Exercise text:
····················
These are a lot of rules to remember, so refer back here if you need to review them, and let's start making the game!

Q2: Making Cards

To play a card game, we're going to need to have cards, so let's make some! We're gonna implement the basics of the Card class first.

First, implement the Card class constructor in classes.py. This constructor takes three arguments:

  • the name of the card, a string
  • the attack stat of the card, an integer
  • the defense stat of the card, an integer

Each Card instance should keep track of these values using instance attributes called name, attack, and defense.

You should also implement the power method in Card, which takes in another card as an input and calculates the current card's power. Check the Rules section if you want a refresher on how power is calculated.

class Card:
    cardtype = 'Staff'

    def __init__(self, name, attack, defense):
        """
        Create a Card object with a name, attack,
        and defense.
        >>> staff_member = Card('staff', 400, 300)
        >>> staff_member.name
        'staff'
        >>> staff_member.attack
        400
        >>> staff_member.defense
        300
        >>> other_staff = Card('other', 300, 500)
        >>> other_staff.attack
        300
        >>> other_staff.defense
        500
        """
        "*** YOUR CODE HERE ***"

    def power(self, opponent_card):
        """
        Calculate power as:
        (player card's attack) - (opponent card's defense)/2
        >>> staff_member = Card('staff', 400, 300)
        >>> other_staff = Card('other', 300, 500)
        >>> staff_member.power(other_staff)
        150.0
        >>> other_staff.power(staff_member)
        150.0
        >>> third_card = Card('third', 200, 400)
        >>> staff_member.power(third_card)
        200.0
        >>> third_card.power(staff_member)
        50.0
        """
        "*** YOUR CODE HERE ***"

Use Ok to test your code:

python3 ok -q Card.__init__
python3 ok -q Card.power

Q3: Making a Player

Now that we have cards, we can make a deck, but we still need players to actually use them. We'll now fill in the implementation of the Player class.

A Player instance has three instance attributes:

  • name is the player's name. When you play the game, you can enter your name, which will be converted into a string to be passed to the constructor.
  • deck is an instance of the Deck class. You can draw from it using its .draw() method.
  • hand is a list of Card instances. Each player should start with 5 cards in their hand, drawn from their deck. Each card in the hand can be selected by its index in the list during the game. When a player draws a new card from the deck, it is added to the end of this list.

Complete the implementation of the constructor for Player so that self.hand is set to a list of 5 cards drawn from the player's deck.
····················
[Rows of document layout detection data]
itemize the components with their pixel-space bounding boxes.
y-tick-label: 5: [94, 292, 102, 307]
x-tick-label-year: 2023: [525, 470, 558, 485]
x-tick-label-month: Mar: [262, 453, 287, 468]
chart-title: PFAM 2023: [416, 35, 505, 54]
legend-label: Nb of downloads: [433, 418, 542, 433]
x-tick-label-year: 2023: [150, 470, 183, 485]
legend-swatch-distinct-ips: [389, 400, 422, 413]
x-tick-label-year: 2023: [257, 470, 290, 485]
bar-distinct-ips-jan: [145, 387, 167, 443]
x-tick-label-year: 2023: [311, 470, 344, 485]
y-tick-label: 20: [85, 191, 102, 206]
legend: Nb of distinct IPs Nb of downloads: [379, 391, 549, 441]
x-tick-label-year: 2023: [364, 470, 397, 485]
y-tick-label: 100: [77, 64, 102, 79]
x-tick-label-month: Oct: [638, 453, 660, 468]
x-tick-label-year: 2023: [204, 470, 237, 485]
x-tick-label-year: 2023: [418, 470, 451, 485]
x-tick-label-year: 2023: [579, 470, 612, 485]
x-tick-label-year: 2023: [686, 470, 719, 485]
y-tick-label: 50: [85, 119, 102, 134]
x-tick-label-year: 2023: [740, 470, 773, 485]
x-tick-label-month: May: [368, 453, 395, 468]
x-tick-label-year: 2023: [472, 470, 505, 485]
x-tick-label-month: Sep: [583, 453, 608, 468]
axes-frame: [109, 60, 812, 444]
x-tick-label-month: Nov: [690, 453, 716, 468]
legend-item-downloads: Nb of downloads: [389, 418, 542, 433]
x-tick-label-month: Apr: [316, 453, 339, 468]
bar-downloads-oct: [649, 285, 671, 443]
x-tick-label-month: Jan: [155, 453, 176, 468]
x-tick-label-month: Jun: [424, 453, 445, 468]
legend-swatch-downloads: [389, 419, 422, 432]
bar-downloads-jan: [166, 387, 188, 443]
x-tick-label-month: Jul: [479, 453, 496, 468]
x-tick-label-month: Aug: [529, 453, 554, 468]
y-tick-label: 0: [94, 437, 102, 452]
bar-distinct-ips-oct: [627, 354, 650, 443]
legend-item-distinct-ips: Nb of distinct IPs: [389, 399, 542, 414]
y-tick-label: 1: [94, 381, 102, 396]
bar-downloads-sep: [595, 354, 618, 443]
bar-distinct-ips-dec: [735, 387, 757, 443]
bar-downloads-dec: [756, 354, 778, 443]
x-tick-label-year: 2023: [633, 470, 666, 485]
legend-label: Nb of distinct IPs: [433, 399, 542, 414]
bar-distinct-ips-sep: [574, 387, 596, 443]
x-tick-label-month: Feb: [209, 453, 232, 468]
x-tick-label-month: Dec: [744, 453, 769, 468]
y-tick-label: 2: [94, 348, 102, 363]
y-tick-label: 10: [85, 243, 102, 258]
····················
Aim of the task: In the card game text, copy out everything from "Q3: Making a" down to "the player's deck.".

Output for this exercise:
Q3: Making a Player

Now that we have cards, we can make a deck, but we still need players to actually use them. We'll now fill in the implementation of the Player class.

A Player instance has three instance attributes:

  • name is the player's name. When you play the game, you can enter your name, which will be converted into a string to be passed to the constructor.
  • deck is an instance of the Deck class. You can draw from it using its .draw() method.
  • hand is a list of Card instances. Each player should start with 5 cards in their hand, drawn from their deck. Each card in the hand can be selected by its index in the list during the game. When a player draws a new card from the deck, it is added to the end of this list.

Complete the implementation of the constructor for Player so that self.hand is set to a list of 5 cards drawn from the player's deck.